━━━ The data ━━━

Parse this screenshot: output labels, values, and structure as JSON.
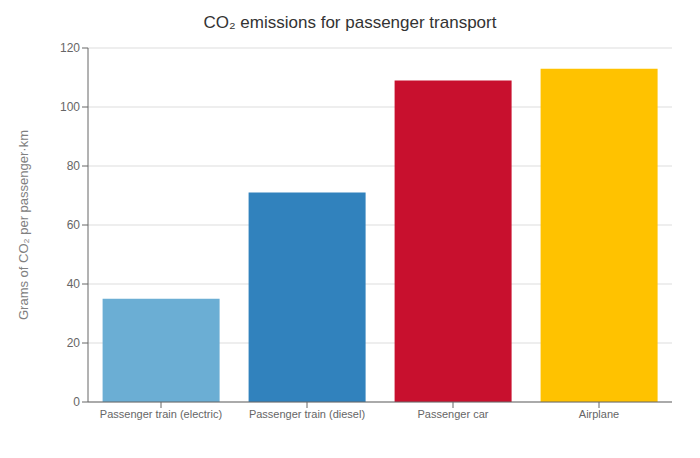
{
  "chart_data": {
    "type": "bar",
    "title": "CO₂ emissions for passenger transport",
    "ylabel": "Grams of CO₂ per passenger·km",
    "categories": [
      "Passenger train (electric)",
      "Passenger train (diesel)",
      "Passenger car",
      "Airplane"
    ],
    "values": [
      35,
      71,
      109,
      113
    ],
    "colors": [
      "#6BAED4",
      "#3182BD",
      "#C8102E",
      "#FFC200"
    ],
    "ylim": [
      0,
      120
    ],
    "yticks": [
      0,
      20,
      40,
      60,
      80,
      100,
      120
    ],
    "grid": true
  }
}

━━━

* Directions for this task
Each entry should be repeated exactly as it appears; the pictures stay out.

* Full solution
Parse this screenshot: output labels, values, and structure as JSON.
{
  "chart_data": {
    "type": "bar",
    "title": "CO₂ emissions for passenger transport",
    "ylabel": "Grams of CO₂ per passenger·km",
    "categories": [
      "Passenger train (electric)",
      "Passenger train (diesel)",
      "Passenger car",
      "Airplane"
    ],
    "values": [
      35,
      71,
      109,
      113
    ],
    "colors": [
      "#6BAED4",
      "#3182BD",
      "#C8102E",
      "#FFC200"
    ],
    "ylim": [
      0,
      120
    ],
    "yticks": [
      0,
      20,
      40,
      60,
      80,
      100,
      120
    ],
    "grid": true
  }
}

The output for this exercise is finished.